Mas Umar yang dibekali kecerdasan melalui indikasi IPK yang sanggup mencapai 2, 70, saya rasa ini menjadi modal amat besar untuk berkreasi & berkreatifitas di dunia kerja. Berusahalah untuk bisa mendapatkan pekerjaan, bukan segera mendapatkan ”Gaji”, karena ini adalah bagian dari realita sarjana baru terlebih lagi mereka yang lulus dari PTN, ternyata dunia kampus baru berhasil mengantarkan lulusannya untuk baru sekedar membaca ”kitab PERCAYA DIRI" bahasa gaulnya ”PD nih yeee?”, sementara realita di lapangan banyak job seeker mengalamai kegagalan, ternyata mereka belum sempat membaca, atau sama sekali belum diajarin oleh para dosennya sebuah kitab penting yang berjudul ”kitab TAHU DIRI”.
Jadi bisa bekerja di perusahaan impian adalah bagian dari proses panjang yang optimis bisa diraih oleh siapapun yang ingin membuktikan bahwa dirinya adalah petarung sejati bukan pecundang abadi.
Semoga renungan ini bisa menjadi pelajaran kita bersama, bahwa keluhan hanya akan menjadi penyakit yang menggerogoti sendi – sendi kesuksean kita. Selamat datang didunia kerja nyata, selamat berusaha hadapi situasinya, cari alternatif solusinya, terus maju, sabar. Terus bergerak serta senantiasa bertawakkal dan berharap hanya kepada Allah SWT, agar dapat segera diberikan solusi kehidupan yang berkah. Semoga sukses & tekun menjemput takdir suksesnya.

#### [Bahan Latihan]

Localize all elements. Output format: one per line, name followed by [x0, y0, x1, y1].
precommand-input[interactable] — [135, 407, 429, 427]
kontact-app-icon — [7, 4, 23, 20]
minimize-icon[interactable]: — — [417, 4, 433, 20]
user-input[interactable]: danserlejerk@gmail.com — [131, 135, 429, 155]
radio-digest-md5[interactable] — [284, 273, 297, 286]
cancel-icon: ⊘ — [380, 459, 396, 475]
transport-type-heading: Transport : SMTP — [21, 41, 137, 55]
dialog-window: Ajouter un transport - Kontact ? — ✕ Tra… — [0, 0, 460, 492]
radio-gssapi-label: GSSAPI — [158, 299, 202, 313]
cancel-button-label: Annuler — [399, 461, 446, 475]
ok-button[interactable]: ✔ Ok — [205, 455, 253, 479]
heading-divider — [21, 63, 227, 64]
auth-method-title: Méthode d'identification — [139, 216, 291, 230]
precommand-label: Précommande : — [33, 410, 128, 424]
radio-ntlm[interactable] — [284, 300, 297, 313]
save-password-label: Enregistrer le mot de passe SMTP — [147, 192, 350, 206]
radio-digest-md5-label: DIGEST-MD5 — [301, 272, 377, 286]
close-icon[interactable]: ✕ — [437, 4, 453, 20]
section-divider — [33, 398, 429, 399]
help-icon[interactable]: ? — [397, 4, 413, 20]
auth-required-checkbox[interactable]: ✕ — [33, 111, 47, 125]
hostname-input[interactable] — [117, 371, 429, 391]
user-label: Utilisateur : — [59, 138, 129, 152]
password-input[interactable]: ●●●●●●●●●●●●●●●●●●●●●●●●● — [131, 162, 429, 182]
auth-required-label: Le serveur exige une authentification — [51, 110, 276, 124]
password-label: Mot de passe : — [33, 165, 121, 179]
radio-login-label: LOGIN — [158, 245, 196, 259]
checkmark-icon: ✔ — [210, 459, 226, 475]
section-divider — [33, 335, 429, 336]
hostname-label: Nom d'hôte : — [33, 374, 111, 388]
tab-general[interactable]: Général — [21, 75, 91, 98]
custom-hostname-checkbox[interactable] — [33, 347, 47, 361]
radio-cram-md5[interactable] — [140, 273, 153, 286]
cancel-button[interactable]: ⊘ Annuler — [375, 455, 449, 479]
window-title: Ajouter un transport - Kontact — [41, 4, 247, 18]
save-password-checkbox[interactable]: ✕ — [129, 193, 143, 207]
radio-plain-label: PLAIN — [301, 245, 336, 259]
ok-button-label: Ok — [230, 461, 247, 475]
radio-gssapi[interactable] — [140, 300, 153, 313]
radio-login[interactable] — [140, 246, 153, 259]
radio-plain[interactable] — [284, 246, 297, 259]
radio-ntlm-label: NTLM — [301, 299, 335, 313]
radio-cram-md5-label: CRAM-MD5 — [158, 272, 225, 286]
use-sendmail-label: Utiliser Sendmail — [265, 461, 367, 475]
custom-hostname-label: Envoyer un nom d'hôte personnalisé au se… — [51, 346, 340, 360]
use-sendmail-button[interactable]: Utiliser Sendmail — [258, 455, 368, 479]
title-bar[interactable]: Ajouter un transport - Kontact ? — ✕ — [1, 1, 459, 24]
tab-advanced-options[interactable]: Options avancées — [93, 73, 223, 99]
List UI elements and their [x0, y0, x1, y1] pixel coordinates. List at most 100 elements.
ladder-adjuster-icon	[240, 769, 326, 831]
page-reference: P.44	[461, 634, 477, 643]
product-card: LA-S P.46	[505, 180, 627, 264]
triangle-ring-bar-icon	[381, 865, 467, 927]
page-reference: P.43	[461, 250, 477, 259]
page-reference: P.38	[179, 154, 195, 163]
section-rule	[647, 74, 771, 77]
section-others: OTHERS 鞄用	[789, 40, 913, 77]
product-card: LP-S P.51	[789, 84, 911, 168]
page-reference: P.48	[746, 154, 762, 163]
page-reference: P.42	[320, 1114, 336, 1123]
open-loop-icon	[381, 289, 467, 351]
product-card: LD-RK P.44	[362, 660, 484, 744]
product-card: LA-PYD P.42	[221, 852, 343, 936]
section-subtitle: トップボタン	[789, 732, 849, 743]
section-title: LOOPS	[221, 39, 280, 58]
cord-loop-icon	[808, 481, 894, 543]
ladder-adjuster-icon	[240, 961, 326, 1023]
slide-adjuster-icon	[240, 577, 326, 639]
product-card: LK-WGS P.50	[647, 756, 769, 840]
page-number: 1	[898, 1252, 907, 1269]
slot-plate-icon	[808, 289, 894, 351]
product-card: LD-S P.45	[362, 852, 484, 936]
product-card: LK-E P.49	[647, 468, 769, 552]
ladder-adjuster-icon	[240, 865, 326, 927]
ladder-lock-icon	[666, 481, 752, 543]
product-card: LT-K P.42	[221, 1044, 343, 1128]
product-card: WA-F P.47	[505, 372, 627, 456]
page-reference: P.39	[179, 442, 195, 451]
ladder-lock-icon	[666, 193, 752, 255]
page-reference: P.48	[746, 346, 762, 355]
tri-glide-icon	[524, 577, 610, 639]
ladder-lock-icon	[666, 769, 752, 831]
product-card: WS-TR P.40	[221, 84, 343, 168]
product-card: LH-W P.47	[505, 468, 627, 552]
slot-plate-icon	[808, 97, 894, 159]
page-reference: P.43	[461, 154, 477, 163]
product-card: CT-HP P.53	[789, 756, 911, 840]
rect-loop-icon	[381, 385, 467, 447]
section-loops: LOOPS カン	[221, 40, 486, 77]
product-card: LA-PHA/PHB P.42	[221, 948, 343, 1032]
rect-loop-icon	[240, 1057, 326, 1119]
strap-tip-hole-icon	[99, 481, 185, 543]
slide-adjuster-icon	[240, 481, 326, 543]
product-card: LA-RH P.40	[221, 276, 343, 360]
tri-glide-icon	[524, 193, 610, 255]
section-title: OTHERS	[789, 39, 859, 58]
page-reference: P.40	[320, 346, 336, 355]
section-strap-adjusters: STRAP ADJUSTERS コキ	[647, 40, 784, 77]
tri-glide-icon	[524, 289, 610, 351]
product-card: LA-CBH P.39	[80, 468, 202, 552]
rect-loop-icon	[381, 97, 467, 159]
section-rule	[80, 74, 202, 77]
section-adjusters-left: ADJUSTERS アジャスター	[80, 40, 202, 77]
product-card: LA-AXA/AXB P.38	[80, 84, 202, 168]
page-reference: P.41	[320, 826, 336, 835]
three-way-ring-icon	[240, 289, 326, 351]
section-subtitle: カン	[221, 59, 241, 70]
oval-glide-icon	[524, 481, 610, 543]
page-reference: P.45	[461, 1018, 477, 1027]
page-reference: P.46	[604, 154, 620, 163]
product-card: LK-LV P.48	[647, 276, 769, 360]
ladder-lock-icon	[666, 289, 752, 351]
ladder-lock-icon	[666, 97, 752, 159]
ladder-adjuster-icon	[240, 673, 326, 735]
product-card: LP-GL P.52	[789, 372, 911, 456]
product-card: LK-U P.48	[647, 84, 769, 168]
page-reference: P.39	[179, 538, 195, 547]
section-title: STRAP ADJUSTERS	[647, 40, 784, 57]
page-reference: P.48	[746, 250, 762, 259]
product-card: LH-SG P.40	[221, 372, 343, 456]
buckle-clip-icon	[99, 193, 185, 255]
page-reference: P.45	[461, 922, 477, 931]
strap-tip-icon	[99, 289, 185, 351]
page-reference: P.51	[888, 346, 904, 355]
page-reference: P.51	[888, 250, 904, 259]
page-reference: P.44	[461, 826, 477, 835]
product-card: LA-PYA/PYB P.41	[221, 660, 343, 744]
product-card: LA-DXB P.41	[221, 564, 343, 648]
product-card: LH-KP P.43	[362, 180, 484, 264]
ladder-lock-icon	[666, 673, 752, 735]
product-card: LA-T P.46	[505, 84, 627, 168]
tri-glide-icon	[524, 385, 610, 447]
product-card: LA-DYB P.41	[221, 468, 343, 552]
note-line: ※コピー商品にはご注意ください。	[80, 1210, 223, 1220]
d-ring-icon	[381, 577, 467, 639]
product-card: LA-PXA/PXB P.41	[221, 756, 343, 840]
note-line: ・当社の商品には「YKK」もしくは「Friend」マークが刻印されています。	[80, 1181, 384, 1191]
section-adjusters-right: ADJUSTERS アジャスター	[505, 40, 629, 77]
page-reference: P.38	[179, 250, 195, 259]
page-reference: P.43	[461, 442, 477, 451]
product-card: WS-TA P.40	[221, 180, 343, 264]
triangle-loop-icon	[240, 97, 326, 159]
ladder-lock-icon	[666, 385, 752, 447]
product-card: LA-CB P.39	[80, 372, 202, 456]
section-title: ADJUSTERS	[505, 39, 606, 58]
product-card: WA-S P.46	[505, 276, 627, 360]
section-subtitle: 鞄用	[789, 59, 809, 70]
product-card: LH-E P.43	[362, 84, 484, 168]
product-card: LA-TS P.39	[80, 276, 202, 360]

#### [Tugas Latihan]
1. Dalam nasihat tentang memasuki dunia kerja, kitab apa yang disebut belum sempat dibaca atau belum diajarkan dosen kepada banyak pencari kerja yang gagal?
2. Sambung nasihat tentang memasuki dunia kerja itu mulai setelah kalimat terakhirnya.

#### [Kunci Jawaban]
1. Kitab TAHU DIRI.

2.
Wallahu a’lam bishowab,
Wassalaamu ‘alaikum warahmatullaahi wabarakaatuh,
Adhi Arisman,
Motivator Dunia Kerja Indonesia
[email protected]
Fax: 021-86604657
Catatan:
• Sehubungan sudah banyaknya pertanyaan yang masuk ke konsultasi bersama Motivator Dunia Kerja Indonesia, kami menghimbau kepada para netter agar memasukan pertanyaan yang benar – benar belum pernah ditanyakan, untuk jenis konsultasi yang isinya sejenis/ mirip apalagi sama secara substansi isi, kami menyarankan untuk membacanya terlebih dahulu di konsultasi rekan kita yang lain.
• Buat pembaca lainnya yang ingin mengajukan konsultasi baru, mohon kami dibantu dengan memberikan informasi diri anda secara lebih luas & dalam, misal: latar belakang pendidikan (S1/Diploma/SLTA/SLTP), dari institusi pendidikan negeri/ swasta, umur, jenis kelamin, domisili tinggal, dan atau hal – hal lain yang relevan sebagai variabel yang masih relevan dengan problem yang mau disampaikan sehingga kami bisa lebih berempati dengan situasi & kondisi yang antum sedang hadapi saat ini.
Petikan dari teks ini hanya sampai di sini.